** START Record excerpts **

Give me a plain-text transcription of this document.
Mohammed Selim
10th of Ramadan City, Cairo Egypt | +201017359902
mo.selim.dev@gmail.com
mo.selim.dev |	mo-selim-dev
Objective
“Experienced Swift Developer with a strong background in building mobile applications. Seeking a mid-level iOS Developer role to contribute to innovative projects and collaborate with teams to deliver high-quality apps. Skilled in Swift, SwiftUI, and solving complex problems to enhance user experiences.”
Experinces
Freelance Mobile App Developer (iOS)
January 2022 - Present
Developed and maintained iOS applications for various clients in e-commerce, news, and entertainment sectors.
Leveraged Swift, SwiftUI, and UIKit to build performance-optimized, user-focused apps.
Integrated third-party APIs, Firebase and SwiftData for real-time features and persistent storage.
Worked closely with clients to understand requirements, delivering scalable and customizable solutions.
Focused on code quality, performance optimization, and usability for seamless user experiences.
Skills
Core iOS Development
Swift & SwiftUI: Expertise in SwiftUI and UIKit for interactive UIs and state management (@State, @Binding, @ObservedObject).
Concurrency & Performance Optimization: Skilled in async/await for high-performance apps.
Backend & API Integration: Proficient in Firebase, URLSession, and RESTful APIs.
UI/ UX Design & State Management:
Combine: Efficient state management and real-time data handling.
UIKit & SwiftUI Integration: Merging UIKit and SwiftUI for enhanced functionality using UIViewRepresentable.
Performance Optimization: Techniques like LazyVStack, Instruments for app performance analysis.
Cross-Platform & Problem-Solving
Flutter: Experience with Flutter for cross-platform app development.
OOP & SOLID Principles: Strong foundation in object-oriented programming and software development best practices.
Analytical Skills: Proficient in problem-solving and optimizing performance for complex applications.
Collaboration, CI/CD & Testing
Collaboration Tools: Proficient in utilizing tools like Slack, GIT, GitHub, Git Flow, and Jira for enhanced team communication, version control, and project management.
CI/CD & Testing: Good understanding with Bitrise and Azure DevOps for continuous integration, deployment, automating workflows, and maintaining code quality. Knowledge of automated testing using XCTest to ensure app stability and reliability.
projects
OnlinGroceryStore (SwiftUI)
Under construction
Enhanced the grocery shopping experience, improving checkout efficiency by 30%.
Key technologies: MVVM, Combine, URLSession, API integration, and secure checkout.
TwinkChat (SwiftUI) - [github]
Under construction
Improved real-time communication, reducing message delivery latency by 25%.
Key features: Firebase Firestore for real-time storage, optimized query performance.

** END Record excerpts **

* [To do]: Exactly reproduce every line of the data above.

* [Task output]:
Give me a plain-text transcription of this document.
Mohammed Selim
10th of Ramadan City, Cairo Egypt | +201017359902
mo.selim.dev@gmail.com
mo.selim.dev |	mo-selim-dev
Objective
“Experienced Swift Developer with a strong background in building mobile applications. Seeking a mid-level iOS Developer role to contribute to innovative projects and collaborate with teams to deliver high-quality apps. Skilled in Swift, SwiftUI, and solving complex problems to enhance user experiences.”
Experinces
Freelance Mobile App Developer (iOS)
January 2022 - Present
Developed and maintained iOS applications for various clients in e-commerce, news, and entertainment sectors.
Leveraged Swift, SwiftUI, and UIKit to build performance-optimized, user-focused apps.
Integrated third-party APIs, Firebase and SwiftData for real-time features and persistent storage.
Worked closely with clients to understand requirements, delivering scalable and customizable solutions.
Focused on code quality, performance optimization, and usability for seamless user experiences.
Skills
Core iOS Development
Swift & SwiftUI: Expertise in SwiftUI and UIKit for interactive UIs and state management (@State, @Binding, @ObservedObject).
Concurrency & Performance Optimization: Skilled in async/await for high-performance apps.
Backend & API Integration: Proficient in Firebase, URLSession, and RESTful APIs.
UI/ UX Design & State Management:
Combine: Efficient state management and real-time data handling.
UIKit & SwiftUI Integration: Merging UIKit and SwiftUI for enhanced functionality using UIViewRepresentable.
Performance Optimization: Techniques like LazyVStack, Instruments for app performance analysis.
Cross-Platform & Problem-Solving
Flutter: Experience with Flutter for cross-platform app development.
OOP & SOLID Principles: Strong foundation in object-oriented programming and software development best practices.
Analytical Skills: Proficient in problem-solving and optimizing performance for complex applications.
Collaboration, CI/CD & Testing
Collaboration Tools: Proficient in utilizing tools like Slack, GIT, GitHub, Git Flow, and Jira for enhanced team communication, version control, and project management.
CI/CD & Testing: Good understanding with Bitrise and Azure DevOps for continuous integration, deployment, automating workflows, and maintaining code quality. Knowledge of automated testing using XCTest to ensure app stability and reliability.
projects
OnlinGroceryStore (SwiftUI)
Under construction
Enhanced the grocery shopping experience, improving checkout efficiency by 30%.
Key technologies: MVVM, Combine, URLSession, API integration, and secure checkout.
TwinkChat (SwiftUI) - [github]
Under construction
Improved real-time communication, reducing message delivery latency by 25%.
Key features: Firebase Firestore for real-time storage, optimized query performance.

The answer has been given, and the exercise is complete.